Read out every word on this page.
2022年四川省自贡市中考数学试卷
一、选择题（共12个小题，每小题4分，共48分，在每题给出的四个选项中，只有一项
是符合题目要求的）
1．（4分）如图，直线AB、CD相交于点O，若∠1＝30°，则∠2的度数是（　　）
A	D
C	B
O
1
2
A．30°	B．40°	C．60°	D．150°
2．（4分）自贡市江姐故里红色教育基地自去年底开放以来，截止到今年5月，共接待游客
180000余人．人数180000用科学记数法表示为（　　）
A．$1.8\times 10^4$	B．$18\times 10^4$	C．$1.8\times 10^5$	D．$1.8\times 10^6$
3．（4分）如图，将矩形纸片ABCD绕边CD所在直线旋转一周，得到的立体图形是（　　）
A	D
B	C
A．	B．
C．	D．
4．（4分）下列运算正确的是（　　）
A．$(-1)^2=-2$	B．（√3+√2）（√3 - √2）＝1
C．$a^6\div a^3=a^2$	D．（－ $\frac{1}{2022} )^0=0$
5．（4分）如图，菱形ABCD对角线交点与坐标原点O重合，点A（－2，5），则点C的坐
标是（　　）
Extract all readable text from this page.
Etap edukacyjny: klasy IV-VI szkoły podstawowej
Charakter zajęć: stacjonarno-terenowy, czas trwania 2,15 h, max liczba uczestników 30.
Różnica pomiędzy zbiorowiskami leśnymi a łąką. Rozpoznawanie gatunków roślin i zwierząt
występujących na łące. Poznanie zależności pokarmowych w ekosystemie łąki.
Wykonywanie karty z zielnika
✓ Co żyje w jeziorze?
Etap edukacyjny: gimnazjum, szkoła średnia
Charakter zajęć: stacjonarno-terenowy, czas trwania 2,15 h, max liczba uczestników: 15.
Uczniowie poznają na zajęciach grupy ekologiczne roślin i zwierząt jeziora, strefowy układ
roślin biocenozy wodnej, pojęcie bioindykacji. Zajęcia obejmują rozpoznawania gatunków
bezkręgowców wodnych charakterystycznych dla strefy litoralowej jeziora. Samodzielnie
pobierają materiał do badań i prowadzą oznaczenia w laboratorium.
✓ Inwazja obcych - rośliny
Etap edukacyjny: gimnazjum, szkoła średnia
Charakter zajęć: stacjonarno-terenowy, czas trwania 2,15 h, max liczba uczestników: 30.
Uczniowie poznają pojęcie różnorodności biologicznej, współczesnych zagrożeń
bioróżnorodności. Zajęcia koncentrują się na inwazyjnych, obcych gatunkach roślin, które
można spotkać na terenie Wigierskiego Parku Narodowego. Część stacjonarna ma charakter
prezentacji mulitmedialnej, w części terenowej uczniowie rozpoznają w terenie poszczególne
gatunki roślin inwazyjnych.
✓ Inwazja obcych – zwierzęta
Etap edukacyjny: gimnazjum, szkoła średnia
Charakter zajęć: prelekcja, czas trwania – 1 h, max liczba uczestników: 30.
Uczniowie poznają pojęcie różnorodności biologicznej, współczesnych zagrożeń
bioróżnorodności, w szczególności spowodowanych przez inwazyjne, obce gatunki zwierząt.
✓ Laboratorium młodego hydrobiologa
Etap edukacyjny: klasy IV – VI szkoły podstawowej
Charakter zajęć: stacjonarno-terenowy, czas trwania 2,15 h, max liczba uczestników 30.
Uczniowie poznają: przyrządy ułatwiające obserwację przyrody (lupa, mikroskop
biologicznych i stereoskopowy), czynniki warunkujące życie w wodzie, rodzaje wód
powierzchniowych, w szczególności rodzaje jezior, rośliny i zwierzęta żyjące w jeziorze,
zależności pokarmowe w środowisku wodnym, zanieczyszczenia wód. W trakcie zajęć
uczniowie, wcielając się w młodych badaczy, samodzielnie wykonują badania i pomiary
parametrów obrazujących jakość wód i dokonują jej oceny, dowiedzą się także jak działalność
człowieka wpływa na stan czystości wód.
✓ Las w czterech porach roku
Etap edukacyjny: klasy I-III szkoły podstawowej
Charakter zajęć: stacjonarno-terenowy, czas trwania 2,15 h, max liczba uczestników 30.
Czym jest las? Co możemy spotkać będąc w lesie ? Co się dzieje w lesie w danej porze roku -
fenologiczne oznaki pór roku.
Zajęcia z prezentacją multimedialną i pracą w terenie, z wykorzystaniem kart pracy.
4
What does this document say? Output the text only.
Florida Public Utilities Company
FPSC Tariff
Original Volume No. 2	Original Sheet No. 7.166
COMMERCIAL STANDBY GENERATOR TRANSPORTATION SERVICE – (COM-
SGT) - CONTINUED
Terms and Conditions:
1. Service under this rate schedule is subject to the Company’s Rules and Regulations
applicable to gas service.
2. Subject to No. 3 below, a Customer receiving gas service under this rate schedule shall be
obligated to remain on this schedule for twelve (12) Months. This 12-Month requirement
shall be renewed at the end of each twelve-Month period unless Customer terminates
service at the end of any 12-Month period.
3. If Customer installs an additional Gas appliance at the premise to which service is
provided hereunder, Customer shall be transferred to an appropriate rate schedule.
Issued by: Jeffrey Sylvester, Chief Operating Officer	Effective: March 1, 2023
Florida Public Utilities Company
****************
-- Prompt --
Look through the entries and find each line that has the string "zależności". Copy those lines.

-- Answer to the task --
występujących na łące. Poznanie zależności pokarmowych w ekosystemie łąki.
zależności pokarmowe w środowisku wodnym, zanieczyszczenia wód. W trakcie zajęć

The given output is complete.